(Data records)
○ ○ ○
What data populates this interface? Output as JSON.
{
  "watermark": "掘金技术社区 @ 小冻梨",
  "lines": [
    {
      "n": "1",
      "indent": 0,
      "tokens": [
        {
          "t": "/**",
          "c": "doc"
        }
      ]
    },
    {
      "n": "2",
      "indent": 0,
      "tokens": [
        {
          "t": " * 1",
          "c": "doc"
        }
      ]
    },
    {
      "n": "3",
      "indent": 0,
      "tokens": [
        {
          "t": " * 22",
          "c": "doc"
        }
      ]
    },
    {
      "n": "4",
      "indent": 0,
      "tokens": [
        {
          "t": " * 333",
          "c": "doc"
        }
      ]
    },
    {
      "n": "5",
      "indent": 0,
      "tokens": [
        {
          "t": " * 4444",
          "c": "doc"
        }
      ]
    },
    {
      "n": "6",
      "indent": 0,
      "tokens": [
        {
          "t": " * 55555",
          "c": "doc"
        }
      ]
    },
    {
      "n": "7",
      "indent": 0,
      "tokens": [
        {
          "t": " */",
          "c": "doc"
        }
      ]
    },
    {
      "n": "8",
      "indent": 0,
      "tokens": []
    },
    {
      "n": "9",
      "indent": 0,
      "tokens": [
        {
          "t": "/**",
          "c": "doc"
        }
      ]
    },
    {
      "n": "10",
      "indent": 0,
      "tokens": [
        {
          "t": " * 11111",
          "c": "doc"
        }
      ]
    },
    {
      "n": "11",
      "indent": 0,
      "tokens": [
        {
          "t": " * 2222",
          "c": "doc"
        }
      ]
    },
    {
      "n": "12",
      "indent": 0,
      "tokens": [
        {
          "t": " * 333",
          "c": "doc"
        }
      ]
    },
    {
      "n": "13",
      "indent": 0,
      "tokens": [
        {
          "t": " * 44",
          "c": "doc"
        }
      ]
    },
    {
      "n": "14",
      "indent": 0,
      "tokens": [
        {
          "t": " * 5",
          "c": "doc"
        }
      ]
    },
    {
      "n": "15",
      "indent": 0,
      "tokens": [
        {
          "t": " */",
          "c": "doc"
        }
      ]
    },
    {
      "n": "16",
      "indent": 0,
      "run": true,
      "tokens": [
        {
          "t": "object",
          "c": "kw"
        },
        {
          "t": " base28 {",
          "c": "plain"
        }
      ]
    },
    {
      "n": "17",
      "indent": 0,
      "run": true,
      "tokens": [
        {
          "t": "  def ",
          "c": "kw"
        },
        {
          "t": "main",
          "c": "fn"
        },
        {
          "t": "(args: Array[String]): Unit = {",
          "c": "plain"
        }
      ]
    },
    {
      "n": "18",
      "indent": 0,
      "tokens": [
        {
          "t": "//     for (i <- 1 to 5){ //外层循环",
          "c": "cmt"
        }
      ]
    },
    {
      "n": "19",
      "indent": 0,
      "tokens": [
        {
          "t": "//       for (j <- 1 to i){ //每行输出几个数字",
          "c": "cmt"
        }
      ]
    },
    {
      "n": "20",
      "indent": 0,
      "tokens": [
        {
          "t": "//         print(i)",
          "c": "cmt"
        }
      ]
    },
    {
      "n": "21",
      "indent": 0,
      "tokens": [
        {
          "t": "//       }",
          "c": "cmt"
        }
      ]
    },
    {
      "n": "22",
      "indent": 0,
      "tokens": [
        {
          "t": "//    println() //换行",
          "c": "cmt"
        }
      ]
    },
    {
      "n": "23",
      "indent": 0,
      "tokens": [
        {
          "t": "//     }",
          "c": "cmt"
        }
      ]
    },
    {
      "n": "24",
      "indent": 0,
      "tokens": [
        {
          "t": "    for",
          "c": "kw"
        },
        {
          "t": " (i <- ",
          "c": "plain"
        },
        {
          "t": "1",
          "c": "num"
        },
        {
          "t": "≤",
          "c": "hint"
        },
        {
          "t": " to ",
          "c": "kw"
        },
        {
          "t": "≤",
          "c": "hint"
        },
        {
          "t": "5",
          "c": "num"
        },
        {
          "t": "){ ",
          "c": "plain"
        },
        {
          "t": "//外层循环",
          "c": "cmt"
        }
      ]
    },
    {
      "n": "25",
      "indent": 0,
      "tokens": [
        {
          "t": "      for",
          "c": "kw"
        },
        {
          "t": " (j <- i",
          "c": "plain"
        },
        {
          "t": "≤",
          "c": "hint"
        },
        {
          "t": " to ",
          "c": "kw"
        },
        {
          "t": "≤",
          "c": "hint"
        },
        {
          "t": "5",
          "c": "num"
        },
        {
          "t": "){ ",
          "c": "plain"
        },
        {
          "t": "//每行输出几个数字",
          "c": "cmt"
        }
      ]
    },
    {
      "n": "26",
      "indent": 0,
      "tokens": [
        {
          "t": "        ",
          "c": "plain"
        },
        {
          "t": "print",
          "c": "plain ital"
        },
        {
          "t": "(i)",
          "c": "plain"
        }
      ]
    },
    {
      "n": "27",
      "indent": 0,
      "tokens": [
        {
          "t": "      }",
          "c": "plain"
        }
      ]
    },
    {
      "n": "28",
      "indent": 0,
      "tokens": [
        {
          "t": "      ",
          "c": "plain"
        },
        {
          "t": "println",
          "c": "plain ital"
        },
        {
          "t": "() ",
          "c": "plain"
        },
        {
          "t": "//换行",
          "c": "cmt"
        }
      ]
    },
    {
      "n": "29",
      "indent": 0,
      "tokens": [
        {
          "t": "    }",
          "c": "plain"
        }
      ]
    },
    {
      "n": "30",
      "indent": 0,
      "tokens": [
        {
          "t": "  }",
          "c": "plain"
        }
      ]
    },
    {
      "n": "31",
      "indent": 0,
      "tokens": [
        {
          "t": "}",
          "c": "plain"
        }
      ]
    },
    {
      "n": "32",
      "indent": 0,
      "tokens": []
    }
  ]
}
○ ○ ○
**BRIEF:** Retype the listing above in full, with no alterations.

**FINAL RESULT:**
What data populates this interface? Output as JSON.
{
  "watermark": "掘金技术社区 @ 小冻梨",
  "lines": [
    {
      "n": "1",
      "indent": 0,
      "tokens": [
        {
          "t": "/**",
          "c": "doc"
        }
      ]
    },
    {
      "n": "2",
      "indent": 0,
      "tokens": [
        {
          "t": " * 1",
          "c": "doc"
        }
      ]
    },
    {
      "n": "3",
      "indent": 0,
      "tokens": [
        {
          "t": " * 22",
          "c": "doc"
        }
      ]
    },
    {
      "n": "4",
      "indent": 0,
      "tokens": [
        {
          "t": " * 333",
          "c": "doc"
        }
      ]
    },
    {
      "n": "5",
      "indent": 0,
      "tokens": [
        {
          "t": " * 4444",
          "c": "doc"
        }
      ]
    },
    {
      "n": "6",
      "indent": 0,
      "tokens": [
        {
          "t": " * 55555",
          "c": "doc"
        }
      ]
    },
    {
      "n": "7",
      "indent": 0,
      "tokens": [
        {
          "t": " */",
          "c": "doc"
        }
      ]
    },
    {
      "n": "8",
      "indent": 0,
      "tokens": []
    },
    {
      "n": "9",
      "indent": 0,
      "tokens": [
        {
          "t": "/**",
          "c": "doc"
        }
      ]
    },
    {
      "n": "10",
      "indent": 0,
      "tokens": [
        {
          "t": " * 11111",
          "c": "doc"
        }
      ]
    },
    {
      "n": "11",
      "indent": 0,
      "tokens": [
        {
          "t": " * 2222",
          "c": "doc"
        }
      ]
    },
    {
      "n": "12",
      "indent": 0,
      "tokens": [
        {
          "t": " * 333",
          "c": "doc"
        }
      ]
    },
    {
      "n": "13",
      "indent": 0,
      "tokens": [
        {
          "t": " * 44",
          "c": "doc"
        }
      ]
    },
    {
      "n": "14",
      "indent": 0,
      "tokens": [
        {
          "t": " * 5",
          "c": "doc"
        }
      ]
    },
    {
      "n": "15",
      "indent": 0,
      "tokens": [
        {
          "t": " */",
          "c": "doc"
        }
      ]
    },
    {
      "n": "16",
      "indent": 0,
      "run": true,
      "tokens": [
        {
          "t": "object",
          "c": "kw"
        },
        {
          "t": " base28 {",
          "c": "plain"
        }
      ]
    },
    {
      "n": "17",
      "indent": 0,
      "run": true,
      "tokens": [
        {
          "t": "  def ",
          "c": "kw"
        },
        {
          "t": "main",
          "c": "fn"
        },
        {
          "t": "(args: Array[String]): Unit = {",
          "c": "plain"
        }
      ]
    },
    {
      "n": "18",
      "indent": 0,
      "tokens": [
        {
          "t": "//     for (i <- 1 to 5){ //外层循环",
          "c": "cmt"
        }
      ]
    },
    {
      "n": "19",
      "indent": 0,
      "tokens": [
        {
          "t": "//       for (j <- 1 to i){ //每行输出几个数字",
          "c": "cmt"
        }
      ]
    },
    {
      "n": "20",
      "indent": 0,
      "tokens": [
        {
          "t": "//         print(i)",
          "c": "cmt"
        }
      ]
    },
    {
      "n": "21",
      "indent": 0,
      "tokens": [
        {
          "t": "//       }",
          "c": "cmt"
        }
      ]
    },
    {
      "n": "22",
      "indent": 0,
      "tokens": [
        {
          "t": "//    println() //换行",
          "c": "cmt"
        }
      ]
    },
    {
      "n": "23",
      "indent": 0,
      "tokens": [
        {
          "t": "//     }",
          "c": "cmt"
        }
      ]
    },
    {
      "n": "24",
      "indent": 0,
      "tokens": [
        {
          "t": "    for",
          "c": "kw"
        },
        {
          "t": " (i <- ",
          "c": "plain"
        },
        {
          "t": "1",
          "c": "num"
        },
        {
          "t": "≤",
          "c": "hint"
        },
        {
          "t": " to ",
          "c": "kw"
        },
        {
          "t": "≤",
          "c": "hint"
        },
        {
          "t": "5",
          "c": "num"
        },
        {
          "t": "){ ",
          "c": "plain"
        },
        {
          "t": "//外层循环",
          "c": "cmt"
        }
      ]
    },
    {
      "n": "25",
      "indent": 0,
      "tokens": [
        {
          "t": "      for",
          "c": "kw"
        },
        {
          "t": " (j <- i",
          "c": "plain"
        },
        {
          "t": "≤",
          "c": "hint"
        },
        {
          "t": " to ",
          "c": "kw"
        },
        {
          "t": "≤",
          "c": "hint"
        },
        {
          "t": "5",
          "c": "num"
        },
        {
          "t": "){ ",
          "c": "plain"
        },
        {
          "t": "//每行输出几个数字",
          "c": "cmt"
        }
      ]
    },
    {
      "n": "26",
      "indent": 0,
      "tokens": [
        {
          "t": "        ",
          "c": "plain"
        },
        {
          "t": "print",
          "c": "plain ital"
        },
        {
          "t": "(i)",
          "c": "plain"
        }
      ]
    },
    {
      "n": "27",
      "indent": 0,
      "tokens": [
        {
          "t": "      }",
          "c": "plain"
        }
      ]
    },
    {
      "n": "28",
      "indent": 0,
      "tokens": [
        {
          "t": "      ",
          "c": "plain"
        },
        {
          "t": "println",
          "c": "plain ital"
        },
        {
          "t": "() ",
          "c": "plain"
        },
        {
          "t": "//换行",
          "c": "cmt"
        }
      ]
    },
    {
      "n": "29",
      "indent": 0,
      "tokens": [
        {
          "t": "    }",
          "c": "plain"
        }
      ]
    },
    {
      "n": "30",
      "indent": 0,
      "tokens": [
        {
          "t": "  }",
          "c": "plain"
        }
      ]
    },
    {
      "n": "31",
      "indent": 0,
      "tokens": [
        {
          "t": "}",
          "c": "plain"
        }
      ]
    },
    {
      "n": "32",
      "indent": 0,
      "tokens": []
    }
  ]
}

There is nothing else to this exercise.